[start of TASK INPUT]
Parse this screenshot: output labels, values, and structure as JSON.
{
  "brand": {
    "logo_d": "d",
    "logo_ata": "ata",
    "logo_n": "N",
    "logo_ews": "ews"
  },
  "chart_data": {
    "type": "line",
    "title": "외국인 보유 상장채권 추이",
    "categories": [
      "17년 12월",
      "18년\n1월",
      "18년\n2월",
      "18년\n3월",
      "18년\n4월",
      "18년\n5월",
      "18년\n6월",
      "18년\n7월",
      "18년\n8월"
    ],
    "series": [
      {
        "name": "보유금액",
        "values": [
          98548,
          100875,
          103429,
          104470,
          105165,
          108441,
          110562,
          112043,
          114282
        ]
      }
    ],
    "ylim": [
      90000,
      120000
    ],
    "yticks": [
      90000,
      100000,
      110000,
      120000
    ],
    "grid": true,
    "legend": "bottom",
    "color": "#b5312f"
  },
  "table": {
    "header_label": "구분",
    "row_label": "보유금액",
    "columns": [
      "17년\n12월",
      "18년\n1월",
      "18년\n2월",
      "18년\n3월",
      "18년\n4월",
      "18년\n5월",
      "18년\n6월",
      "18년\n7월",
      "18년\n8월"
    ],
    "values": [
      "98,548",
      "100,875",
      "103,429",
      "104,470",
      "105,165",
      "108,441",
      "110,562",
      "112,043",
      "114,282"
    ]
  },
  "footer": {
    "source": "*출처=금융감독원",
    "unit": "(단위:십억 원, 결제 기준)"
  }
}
[end of TASK INPUT]
### REQUIREMENTS
Retype the records above exactly.

### SOLVED EXERCISE
Parse this screenshot: output labels, values, and structure as JSON.
{
  "brand": {
    "logo_d": "d",
    "logo_ata": "ata",
    "logo_n": "N",
    "logo_ews": "ews"
  },
  "chart_data": {
    "type": "line",
    "title": "외국인 보유 상장채권 추이",
    "categories": [
      "17년 12월",
      "18년\n1월",
      "18년\n2월",
      "18년\n3월",
      "18년\n4월",
      "18년\n5월",
      "18년\n6월",
      "18년\n7월",
      "18년\n8월"
    ],
    "series": [
      {
        "name": "보유금액",
        "values": [
          98548,
          100875,
          103429,
          104470,
          105165,
          108441,
          110562,
          112043,
          114282
        ]
      }
    ],
    "ylim": [
      90000,
      120000
    ],
    "yticks": [
      90000,
      100000,
      110000,
      120000
    ],
    "grid": true,
    "legend": "bottom",
    "color": "#b5312f"
  },
  "table": {
    "header_label": "구분",
    "row_label": "보유금액",
    "columns": [
      "17년\n12월",
      "18년\n1월",
      "18년\n2월",
      "18년\n3월",
      "18년\n4월",
      "18년\n5월",
      "18년\n6월",
      "18년\n7월",
      "18년\n8월"
    ],
    "values": [
      "98,548",
      "100,875",
      "103,429",
      "104,470",
      "105,165",
      "108,441",
      "110,562",
      "112,043",
      "114,282"
    ]
  },
  "footer": {
    "source": "*출처=금융감독원",
    "unit": "(단위:십억 원, 결제 기준)"
  }
}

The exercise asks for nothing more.